::: ENTRIES SUPPLIED :::

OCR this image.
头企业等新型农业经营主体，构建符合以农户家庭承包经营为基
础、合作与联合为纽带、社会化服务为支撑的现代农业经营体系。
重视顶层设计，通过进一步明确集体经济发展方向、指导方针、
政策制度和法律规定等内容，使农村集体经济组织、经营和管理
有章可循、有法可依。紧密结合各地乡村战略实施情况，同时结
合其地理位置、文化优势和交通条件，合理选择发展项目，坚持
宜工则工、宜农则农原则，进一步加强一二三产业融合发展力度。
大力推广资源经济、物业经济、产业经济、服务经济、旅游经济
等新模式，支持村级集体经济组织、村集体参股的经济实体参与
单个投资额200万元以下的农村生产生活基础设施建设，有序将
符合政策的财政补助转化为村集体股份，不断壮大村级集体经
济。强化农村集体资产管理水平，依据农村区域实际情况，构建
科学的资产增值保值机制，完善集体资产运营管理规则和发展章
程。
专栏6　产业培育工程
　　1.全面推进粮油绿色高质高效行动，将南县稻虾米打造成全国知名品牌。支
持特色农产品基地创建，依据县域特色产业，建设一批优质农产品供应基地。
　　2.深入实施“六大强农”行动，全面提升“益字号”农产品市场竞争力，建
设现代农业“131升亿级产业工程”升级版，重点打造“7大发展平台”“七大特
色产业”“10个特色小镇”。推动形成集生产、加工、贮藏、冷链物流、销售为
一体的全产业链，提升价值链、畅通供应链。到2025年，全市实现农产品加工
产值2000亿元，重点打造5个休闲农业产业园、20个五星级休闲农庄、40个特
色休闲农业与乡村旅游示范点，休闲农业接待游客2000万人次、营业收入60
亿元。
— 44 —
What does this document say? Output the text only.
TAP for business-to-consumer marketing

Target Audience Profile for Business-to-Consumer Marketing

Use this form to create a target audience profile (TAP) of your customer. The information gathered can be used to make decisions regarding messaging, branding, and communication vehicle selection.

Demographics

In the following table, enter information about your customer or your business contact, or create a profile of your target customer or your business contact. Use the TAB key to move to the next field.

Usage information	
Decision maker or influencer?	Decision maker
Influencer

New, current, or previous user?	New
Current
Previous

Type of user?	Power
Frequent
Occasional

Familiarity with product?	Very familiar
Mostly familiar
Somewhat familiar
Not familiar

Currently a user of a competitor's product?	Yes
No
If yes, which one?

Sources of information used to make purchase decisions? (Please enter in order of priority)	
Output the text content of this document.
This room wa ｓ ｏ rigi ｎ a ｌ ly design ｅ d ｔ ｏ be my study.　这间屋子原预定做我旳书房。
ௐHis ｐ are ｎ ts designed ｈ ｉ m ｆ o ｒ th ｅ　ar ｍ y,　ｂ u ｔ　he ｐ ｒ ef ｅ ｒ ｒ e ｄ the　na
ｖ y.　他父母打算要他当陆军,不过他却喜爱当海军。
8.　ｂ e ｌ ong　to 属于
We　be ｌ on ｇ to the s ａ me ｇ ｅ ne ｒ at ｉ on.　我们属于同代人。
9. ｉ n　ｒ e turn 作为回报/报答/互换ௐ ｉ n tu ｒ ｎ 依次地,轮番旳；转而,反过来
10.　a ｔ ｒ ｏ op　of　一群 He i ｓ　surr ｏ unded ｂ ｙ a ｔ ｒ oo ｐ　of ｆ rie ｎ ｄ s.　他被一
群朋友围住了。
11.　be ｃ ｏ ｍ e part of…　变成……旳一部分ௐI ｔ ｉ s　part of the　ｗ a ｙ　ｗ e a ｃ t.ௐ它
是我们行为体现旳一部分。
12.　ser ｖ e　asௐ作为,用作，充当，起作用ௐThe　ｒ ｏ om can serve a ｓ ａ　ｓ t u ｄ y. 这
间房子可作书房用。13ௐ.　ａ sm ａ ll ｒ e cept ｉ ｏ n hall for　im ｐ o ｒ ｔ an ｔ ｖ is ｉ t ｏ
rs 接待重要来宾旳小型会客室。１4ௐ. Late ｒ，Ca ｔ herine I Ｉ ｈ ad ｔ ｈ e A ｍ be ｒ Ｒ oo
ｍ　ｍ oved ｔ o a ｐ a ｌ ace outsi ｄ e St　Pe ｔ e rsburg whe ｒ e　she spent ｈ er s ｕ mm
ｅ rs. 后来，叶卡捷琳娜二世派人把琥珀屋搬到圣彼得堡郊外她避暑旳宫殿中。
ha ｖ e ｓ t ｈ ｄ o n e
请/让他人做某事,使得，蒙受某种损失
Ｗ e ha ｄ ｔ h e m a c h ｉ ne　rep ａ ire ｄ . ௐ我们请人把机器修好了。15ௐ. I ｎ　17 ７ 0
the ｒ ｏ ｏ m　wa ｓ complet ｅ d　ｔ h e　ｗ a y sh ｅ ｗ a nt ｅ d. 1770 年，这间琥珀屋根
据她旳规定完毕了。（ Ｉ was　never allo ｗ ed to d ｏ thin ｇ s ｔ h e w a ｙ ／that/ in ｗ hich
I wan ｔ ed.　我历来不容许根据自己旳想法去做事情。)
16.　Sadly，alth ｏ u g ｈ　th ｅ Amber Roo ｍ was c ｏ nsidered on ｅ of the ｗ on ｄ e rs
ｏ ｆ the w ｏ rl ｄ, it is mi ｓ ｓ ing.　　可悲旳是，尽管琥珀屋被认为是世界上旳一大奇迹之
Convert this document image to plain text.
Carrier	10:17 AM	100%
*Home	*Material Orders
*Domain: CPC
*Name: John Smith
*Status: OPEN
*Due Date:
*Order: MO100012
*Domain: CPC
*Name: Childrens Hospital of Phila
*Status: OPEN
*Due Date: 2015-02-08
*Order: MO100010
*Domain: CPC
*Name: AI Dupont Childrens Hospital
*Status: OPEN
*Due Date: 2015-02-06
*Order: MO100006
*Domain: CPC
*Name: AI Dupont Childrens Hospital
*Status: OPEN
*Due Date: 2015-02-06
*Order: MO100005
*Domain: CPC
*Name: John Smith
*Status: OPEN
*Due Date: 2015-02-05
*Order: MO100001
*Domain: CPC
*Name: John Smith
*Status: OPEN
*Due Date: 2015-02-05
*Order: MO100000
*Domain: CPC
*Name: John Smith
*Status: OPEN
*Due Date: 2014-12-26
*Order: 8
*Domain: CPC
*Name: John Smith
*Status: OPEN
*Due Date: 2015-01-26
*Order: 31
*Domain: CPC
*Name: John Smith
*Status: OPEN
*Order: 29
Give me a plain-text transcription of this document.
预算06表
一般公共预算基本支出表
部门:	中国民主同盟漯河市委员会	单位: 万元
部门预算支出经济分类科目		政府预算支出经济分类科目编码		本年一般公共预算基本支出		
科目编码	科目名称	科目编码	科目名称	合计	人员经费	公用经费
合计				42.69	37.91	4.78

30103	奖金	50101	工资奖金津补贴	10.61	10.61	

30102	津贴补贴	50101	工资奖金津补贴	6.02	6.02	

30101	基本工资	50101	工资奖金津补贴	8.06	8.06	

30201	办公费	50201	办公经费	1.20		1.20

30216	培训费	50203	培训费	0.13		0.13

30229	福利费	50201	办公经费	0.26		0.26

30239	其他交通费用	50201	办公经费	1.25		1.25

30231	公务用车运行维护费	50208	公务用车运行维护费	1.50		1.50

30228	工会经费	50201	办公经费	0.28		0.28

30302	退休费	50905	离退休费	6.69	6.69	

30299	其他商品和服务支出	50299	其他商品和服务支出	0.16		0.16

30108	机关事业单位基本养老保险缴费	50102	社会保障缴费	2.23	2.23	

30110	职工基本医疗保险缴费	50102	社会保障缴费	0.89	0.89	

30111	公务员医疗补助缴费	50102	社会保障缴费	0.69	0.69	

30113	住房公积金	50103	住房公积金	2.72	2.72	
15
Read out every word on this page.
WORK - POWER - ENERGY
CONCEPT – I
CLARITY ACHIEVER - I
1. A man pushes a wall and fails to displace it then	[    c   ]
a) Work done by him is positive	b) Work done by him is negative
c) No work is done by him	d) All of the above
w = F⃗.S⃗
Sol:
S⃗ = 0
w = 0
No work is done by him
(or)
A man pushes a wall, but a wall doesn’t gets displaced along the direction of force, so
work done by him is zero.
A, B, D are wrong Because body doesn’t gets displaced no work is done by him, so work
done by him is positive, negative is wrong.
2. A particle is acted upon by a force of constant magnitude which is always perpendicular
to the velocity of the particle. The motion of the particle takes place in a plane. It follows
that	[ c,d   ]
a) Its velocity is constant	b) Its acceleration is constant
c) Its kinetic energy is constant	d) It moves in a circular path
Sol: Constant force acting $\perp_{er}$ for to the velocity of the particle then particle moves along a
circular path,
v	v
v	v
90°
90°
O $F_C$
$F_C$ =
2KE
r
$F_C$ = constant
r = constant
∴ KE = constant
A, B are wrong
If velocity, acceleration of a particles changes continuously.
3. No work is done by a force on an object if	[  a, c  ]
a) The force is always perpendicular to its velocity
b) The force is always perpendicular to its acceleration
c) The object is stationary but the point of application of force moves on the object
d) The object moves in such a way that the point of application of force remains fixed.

:::

• **GOAL OF THE EXERCISE**
In the records above, locate every line with the string "工资奖金津补贴" and copy it.

• **REPLY**
30103	奖金	50101	工资奖金津补贴	10.61	10.61	
30102	津贴补贴	50101	工资奖金津补贴	6.02	6.02	
30101	基本工资	50101	工资奖金津补贴	8.06	8.06	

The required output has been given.